## Begin Information supplied

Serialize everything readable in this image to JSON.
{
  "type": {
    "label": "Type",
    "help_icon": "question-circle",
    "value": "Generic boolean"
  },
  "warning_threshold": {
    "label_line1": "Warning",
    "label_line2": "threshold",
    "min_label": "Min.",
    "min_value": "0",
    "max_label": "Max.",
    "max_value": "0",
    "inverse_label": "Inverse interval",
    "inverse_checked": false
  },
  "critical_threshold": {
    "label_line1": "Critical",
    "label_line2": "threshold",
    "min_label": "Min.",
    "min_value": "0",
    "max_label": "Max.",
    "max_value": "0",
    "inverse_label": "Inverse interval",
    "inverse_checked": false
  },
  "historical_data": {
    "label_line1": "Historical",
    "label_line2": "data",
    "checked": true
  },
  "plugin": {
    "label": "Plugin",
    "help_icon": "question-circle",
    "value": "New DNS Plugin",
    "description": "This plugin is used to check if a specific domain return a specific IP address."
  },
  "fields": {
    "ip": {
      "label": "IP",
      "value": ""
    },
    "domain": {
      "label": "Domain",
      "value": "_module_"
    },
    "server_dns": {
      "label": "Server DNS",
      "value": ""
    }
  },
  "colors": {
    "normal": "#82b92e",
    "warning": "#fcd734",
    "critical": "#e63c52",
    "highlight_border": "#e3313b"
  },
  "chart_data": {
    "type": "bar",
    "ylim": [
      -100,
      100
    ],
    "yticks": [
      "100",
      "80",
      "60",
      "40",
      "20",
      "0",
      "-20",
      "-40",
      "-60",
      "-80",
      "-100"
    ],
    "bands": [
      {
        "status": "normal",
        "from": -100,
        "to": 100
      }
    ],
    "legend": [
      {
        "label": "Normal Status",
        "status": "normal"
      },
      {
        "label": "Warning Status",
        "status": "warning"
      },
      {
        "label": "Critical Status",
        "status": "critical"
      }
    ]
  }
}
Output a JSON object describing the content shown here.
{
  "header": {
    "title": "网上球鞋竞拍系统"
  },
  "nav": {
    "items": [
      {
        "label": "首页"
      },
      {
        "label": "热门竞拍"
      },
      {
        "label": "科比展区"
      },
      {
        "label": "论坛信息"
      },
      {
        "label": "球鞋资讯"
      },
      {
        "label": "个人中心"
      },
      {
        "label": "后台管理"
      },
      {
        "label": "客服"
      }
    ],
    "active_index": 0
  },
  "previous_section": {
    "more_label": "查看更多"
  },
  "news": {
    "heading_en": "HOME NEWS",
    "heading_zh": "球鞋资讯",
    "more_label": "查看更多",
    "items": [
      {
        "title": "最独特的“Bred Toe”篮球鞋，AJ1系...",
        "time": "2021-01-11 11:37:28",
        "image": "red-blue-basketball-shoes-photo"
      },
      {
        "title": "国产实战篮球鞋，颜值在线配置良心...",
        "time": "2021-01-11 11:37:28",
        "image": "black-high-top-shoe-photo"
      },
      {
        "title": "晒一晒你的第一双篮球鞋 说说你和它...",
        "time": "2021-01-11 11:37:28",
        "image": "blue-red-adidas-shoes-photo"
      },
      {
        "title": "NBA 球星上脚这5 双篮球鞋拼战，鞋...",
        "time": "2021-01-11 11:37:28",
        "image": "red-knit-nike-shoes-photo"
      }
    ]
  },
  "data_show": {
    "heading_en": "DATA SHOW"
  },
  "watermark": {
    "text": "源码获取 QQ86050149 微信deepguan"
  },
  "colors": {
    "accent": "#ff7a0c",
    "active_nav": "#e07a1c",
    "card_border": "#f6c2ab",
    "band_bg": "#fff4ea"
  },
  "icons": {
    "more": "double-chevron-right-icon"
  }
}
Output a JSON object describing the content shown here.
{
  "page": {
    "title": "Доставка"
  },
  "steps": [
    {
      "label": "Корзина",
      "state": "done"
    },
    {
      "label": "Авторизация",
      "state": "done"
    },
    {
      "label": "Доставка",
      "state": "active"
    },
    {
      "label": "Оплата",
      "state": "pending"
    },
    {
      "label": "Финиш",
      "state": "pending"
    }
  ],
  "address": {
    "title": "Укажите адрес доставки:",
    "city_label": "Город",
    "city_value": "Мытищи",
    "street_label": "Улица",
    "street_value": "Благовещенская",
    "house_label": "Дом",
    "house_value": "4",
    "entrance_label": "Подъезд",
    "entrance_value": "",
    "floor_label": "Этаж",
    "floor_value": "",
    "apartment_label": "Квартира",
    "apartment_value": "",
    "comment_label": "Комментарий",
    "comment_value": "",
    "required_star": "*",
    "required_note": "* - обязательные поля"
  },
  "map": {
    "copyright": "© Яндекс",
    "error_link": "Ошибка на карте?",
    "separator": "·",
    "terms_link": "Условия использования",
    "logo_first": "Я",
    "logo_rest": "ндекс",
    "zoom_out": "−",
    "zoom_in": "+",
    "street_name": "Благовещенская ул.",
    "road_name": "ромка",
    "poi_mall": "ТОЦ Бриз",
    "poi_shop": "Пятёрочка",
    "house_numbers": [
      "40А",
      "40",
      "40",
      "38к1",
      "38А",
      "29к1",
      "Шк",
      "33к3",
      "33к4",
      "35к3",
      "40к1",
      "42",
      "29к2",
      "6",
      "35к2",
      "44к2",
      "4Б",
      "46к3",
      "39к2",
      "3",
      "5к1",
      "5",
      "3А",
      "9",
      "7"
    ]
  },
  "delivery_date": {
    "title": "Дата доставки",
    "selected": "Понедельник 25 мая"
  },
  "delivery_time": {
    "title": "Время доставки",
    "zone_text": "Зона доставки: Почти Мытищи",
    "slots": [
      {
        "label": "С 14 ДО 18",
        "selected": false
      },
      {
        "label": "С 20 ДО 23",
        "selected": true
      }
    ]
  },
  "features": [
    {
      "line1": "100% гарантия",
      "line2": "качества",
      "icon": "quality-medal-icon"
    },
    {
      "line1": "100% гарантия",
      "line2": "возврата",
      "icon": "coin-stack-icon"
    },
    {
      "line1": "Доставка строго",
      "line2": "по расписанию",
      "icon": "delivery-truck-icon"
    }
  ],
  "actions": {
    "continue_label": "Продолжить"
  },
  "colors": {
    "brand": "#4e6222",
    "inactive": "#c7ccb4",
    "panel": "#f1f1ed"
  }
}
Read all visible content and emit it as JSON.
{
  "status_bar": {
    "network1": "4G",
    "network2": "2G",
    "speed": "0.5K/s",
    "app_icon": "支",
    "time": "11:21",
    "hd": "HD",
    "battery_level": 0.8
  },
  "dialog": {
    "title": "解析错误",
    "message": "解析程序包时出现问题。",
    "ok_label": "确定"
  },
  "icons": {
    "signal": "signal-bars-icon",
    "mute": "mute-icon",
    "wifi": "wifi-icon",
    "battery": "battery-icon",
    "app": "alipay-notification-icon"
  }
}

## End Information supplied

## What you will do
Repeat the data in its entirety, character for character.

## Worked answer
Serialize everything readable in this image to JSON.
{
  "type": {
    "label": "Type",
    "help_icon": "question-circle",
    "value": "Generic boolean"
  },
  "warning_threshold": {
    "label_line1": "Warning",
    "label_line2": "threshold",
    "min_label": "Min.",
    "min_value": "0",
    "max_label": "Max.",
    "max_value": "0",
    "inverse_label": "Inverse interval",
    "inverse_checked": false
  },
  "critical_threshold": {
    "label_line1": "Critical",
    "label_line2": "threshold",
    "min_label": "Min.",
    "min_value": "0",
    "max_label": "Max.",
    "max_value": "0",
    "inverse_label": "Inverse interval",
    "inverse_checked": false
  },
  "historical_data": {
    "label_line1": "Historical",
    "label_line2": "data",
    "checked": true
  },
  "plugin": {
    "label": "Plugin",
    "help_icon": "question-circle",
    "value": "New DNS Plugin",
    "description": "This plugin is used to check if a specific domain return a specific IP address."
  },
  "fields": {
    "ip": {
      "label": "IP",
      "value": ""
    },
    "domain": {
      "label": "Domain",
      "value": "_module_"
    },
    "server_dns": {
      "label": "Server DNS",
      "value": ""
    }
  },
  "colors": {
    "normal": "#82b92e",
    "warning": "#fcd734",
    "critical": "#e63c52",
    "highlight_border": "#e3313b"
  },
  "chart_data": {
    "type": "bar",
    "ylim": [
      -100,
      100
    ],
    "yticks": [
      "100",
      "80",
      "60",
      "40",
      "20",
      "0",
      "-20",
      "-40",
      "-60",
      "-80",
      "-100"
    ],
    "bands": [
      {
        "status": "normal",
        "from": -100,
        "to": 100
      }
    ],
    "legend": [
      {
        "label": "Normal Status",
        "status": "normal"
      },
      {
        "label": "Warning Status",
        "status": "warning"
      },
      {
        "label": "Critical Status",
        "status": "critical"
      }
    ]
  }
}
Output a JSON object describing the content shown here.
{
  "header": {
    "title": "网上球鞋竞拍系统"
  },
  "nav": {
    "items": [
      {
        "label": "首页"
      },
      {
        "label": "热门竞拍"
      },
      {
        "label": "科比展区"
      },
      {
        "label": "论坛信息"
      },
      {
        "label": "球鞋资讯"
      },
      {
        "label": "个人中心"
      },
      {
        "label": "后台管理"
      },
      {
        "label": "客服"
      }
    ],
    "active_index": 0
  },
  "previous_section": {
    "more_label": "查看更多"
  },
  "news": {
    "heading_en": "HOME NEWS",
    "heading_zh": "球鞋资讯",
    "more_label": "查看更多",
    "items": [
      {
        "title": "最独特的“Bred Toe”篮球鞋，AJ1系...",
        "time": "2021-01-11 11:37:28",
        "image": "red-blue-basketball-shoes-photo"
      },
      {
        "title": "国产实战篮球鞋，颜值在线配置良心...",
        "time": "2021-01-11 11:37:28",
        "image": "black-high-top-shoe-photo"
      },
      {
        "title": "晒一晒你的第一双篮球鞋 说说你和它...",
        "time": "2021-01-11 11:37:28",
        "image": "blue-red-adidas-shoes-photo"
      },
      {
        "title": "NBA 球星上脚这5 双篮球鞋拼战，鞋...",
        "time": "2021-01-11 11:37:28",
        "image": "red-knit-nike-shoes-photo"
      }
    ]
  },
  "data_show": {
    "heading_en": "DATA SHOW"
  },
  "watermark": {
    "text": "源码获取 QQ86050149 微信deepguan"
  },
  "colors": {
    "accent": "#ff7a0c",
    "active_nav": "#e07a1c",
    "card_border": "#f6c2ab",
    "band_bg": "#fff4ea"
  },
  "icons": {
    "more": "double-chevron-right-icon"
  }
}
Output a JSON object describing the content shown here.
{
  "page": {
    "title": "Доставка"
  },
  "steps": [
    {
      "label": "Корзина",
      "state": "done"
    },
    {
      "label": "Авторизация",
      "state": "done"
    },
    {
      "label": "Доставка",
      "state": "active"
    },
    {
      "label": "Оплата",
      "state": "pending"
    },
    {
      "label": "Финиш",
      "state": "pending"
    }
  ],
  "address": {
    "title": "Укажите адрес доставки:",
    "city_label": "Город",
    "city_value": "Мытищи",
    "street_label": "Улица",
    "street_value": "Благовещенская",
    "house_label": "Дом",
    "house_value": "4",
    "entrance_label": "Подъезд",
    "entrance_value": "",
    "floor_label": "Этаж",
    "floor_value": "",
    "apartment_label": "Квартира",
    "apartment_value": "",
    "comment_label": "Комментарий",
    "comment_value": "",
    "required_star": "*",
    "required_note": "* - обязательные поля"
  },
  "map": {
    "copyright": "© Яндекс",
    "error_link": "Ошибка на карте?",
    "separator": "·",
    "terms_link": "Условия использования",
    "logo_first": "Я",
    "logo_rest": "ндекс",
    "zoom_out": "−",
    "zoom_in": "+",
    "street_name": "Благовещенская ул.",
    "road_name": "ромка",
    "poi_mall": "ТОЦ Бриз",
    "poi_shop": "Пятёрочка",
    "house_numbers": [
      "40А",
      "40",
      "40",
      "38к1",
      "38А",
      "29к1",
      "Шк",
      "33к3",
      "33к4",
      "35к3",
      "40к1",
      "42",
      "29к2",
      "6",
      "35к2",
      "44к2",
      "4Б",
      "46к3",
      "39к2",
      "3",
      "5к1",
      "5",
      "3А",
      "9",
      "7"
    ]
  },
  "delivery_date": {
    "title": "Дата доставки",
    "selected": "Понедельник 25 мая"
  },
  "delivery_time": {
    "title": "Время доставки",
    "zone_text": "Зона доставки: Почти Мытищи",
    "slots": [
      {
        "label": "С 14 ДО 18",
        "selected": false
      },
      {
        "label": "С 20 ДО 23",
        "selected": true
      }
    ]
  },
  "features": [
    {
      "line1": "100% гарантия",
      "line2": "качества",
      "icon": "quality-medal-icon"
    },
    {
      "line1": "100% гарантия",
      "line2": "возврата",
      "icon": "coin-stack-icon"
    },
    {
      "line1": "Доставка строго",
      "line2": "по расписанию",
      "icon": "delivery-truck-icon"
    }
  ],
  "actions": {
    "continue_label": "Продолжить"
  },
  "colors": {
    "brand": "#4e6222",
    "inactive": "#c7ccb4",
    "panel": "#f1f1ed"
  }
}
Read all visible content and emit it as JSON.
{
  "status_bar": {
    "network1": "4G",
    "network2": "2G",
    "speed": "0.5K/s",
    "app_icon": "支",
    "time": "11:21",
    "hd": "HD",
    "battery_level": 0.8
  },
  "dialog": {
    "title": "解析错误",
    "message": "解析程序包时出现问题。",
    "ok_label": "确定"
  },
  "icons": {
    "signal": "signal-bars-icon",
    "mute": "mute-icon",
    "wifi": "wifi-icon",
    "battery": "battery-icon",
    "app": "alipay-notification-icon"
  }
}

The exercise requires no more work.